▶ [What you need to do] An exact reproduction of the records is required, with all images left out.
'''
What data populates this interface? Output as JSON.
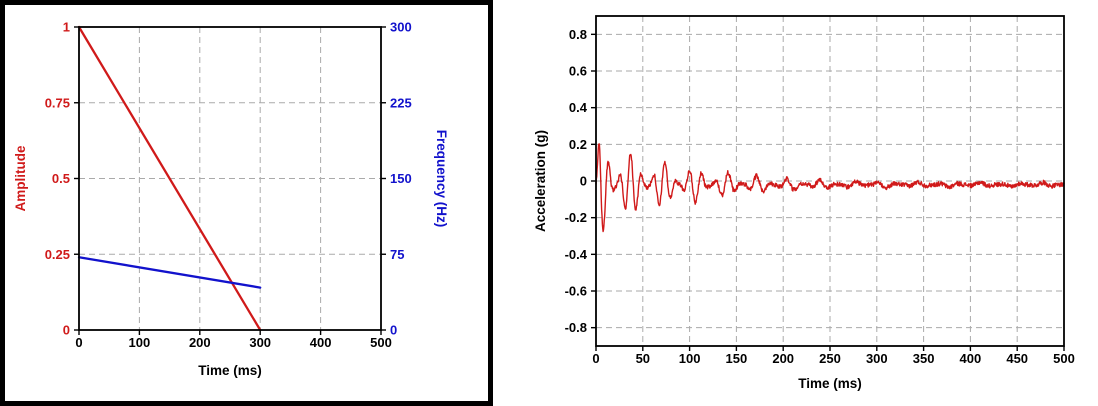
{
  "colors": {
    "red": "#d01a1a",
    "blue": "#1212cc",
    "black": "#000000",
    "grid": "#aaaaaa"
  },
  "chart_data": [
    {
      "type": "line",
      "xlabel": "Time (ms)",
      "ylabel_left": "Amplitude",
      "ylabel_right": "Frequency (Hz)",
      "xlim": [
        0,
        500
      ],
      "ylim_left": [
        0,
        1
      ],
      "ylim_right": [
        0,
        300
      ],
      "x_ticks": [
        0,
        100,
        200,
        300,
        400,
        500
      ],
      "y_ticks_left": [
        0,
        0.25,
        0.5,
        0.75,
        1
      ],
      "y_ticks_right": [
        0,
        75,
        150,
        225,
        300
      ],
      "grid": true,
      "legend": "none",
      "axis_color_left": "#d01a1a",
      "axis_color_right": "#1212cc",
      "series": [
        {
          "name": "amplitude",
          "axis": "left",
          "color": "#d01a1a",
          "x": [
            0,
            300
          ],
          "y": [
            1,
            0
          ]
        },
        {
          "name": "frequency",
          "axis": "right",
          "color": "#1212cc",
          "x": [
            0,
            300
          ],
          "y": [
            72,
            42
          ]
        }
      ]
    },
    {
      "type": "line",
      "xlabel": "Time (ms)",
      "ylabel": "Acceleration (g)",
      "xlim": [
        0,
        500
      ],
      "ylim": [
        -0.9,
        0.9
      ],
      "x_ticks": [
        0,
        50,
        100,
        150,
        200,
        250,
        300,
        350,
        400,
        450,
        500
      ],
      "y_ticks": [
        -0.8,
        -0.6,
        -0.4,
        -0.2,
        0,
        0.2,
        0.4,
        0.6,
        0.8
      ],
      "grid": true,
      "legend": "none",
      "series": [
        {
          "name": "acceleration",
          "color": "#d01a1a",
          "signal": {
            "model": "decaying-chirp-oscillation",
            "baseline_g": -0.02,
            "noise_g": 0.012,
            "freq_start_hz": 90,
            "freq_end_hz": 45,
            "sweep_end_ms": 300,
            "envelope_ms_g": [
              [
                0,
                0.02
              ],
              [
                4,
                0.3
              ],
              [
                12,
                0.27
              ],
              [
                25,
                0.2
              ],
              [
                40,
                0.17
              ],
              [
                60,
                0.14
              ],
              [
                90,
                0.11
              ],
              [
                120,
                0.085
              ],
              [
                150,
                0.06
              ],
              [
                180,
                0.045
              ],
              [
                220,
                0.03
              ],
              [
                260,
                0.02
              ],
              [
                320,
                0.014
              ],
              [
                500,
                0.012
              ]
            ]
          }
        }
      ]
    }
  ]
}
'''
▶ [Written response]
What data populates this interface? Output as JSON.
{
  "colors": {
    "red": "#d01a1a",
    "blue": "#1212cc",
    "black": "#000000",
    "grid": "#aaaaaa"
  },
  "chart_data": [
    {
      "type": "line",
      "xlabel": "Time (ms)",
      "ylabel_left": "Amplitude",
      "ylabel_right": "Frequency (Hz)",
      "xlim": [
        0,
        500
      ],
      "ylim_left": [
        0,
        1
      ],
      "ylim_right": [
        0,
        300
      ],
      "x_ticks": [
        0,
        100,
        200,
        300,
        400,
        500
      ],
      "y_ticks_left": [
        0,
        0.25,
        0.5,
        0.75,
        1
      ],
      "y_ticks_right": [
        0,
        75,
        150,
        225,
        300
      ],
      "grid": true,
      "legend": "none",
      "axis_color_left": "#d01a1a",
      "axis_color_right": "#1212cc",
      "series": [
        {
          "name": "amplitude",
          "axis": "left",
          "color": "#d01a1a",
          "x": [
            0,
            300
          ],
          "y": [
            1,
            0
          ]
        },
        {
          "name": "frequency",
          "axis": "right",
          "color": "#1212cc",
          "x": [
            0,
            300
          ],
          "y": [
            72,
            42
          ]
        }
      ]
    },
    {
      "type": "line",
      "xlabel": "Time (ms)",
      "ylabel": "Acceleration (g)",
      "xlim": [
        0,
        500
      ],
      "ylim": [
        -0.9,
        0.9
      ],
      "x_ticks": [
        0,
        50,
        100,
        150,
        200,
        250,
        300,
        350,
        400,
        450,
        500
      ],
      "y_ticks": [
        -0.8,
        -0.6,
        -0.4,
        -0.2,
        0,
        0.2,
        0.4,
        0.6,
        0.8
      ],
      "grid": true,
      "legend": "none",
      "series": [
        {
          "name": "acceleration",
          "color": "#d01a1a",
          "signal": {
            "model": "decaying-chirp-oscillation",
            "baseline_g": -0.02,
            "noise_g": 0.012,
            "freq_start_hz": 90,
            "freq_end_hz": 45,
            "sweep_end_ms": 300,
            "envelope_ms_g": [
              [
                0,
                0.02
              ],
              [
                4,
                0.3
              ],
              [
                12,
                0.27
              ],
              [
                25,
                0.2
              ],
              [
                40,
                0.17
              ],
              [
                60,
                0.14
              ],
              [
                90,
                0.11
              ],
              [
                120,
                0.085
              ],
              [
                150,
                0.06
              ],
              [
                180,
                0.045
              ],
              [
                220,
                0.03
              ],
              [
                260,
                0.02
              ],
              [
                320,
                0.014
              ],
              [
                500,
                0.012
              ]
            ]
          }
        }
      ]
    }
  ]
}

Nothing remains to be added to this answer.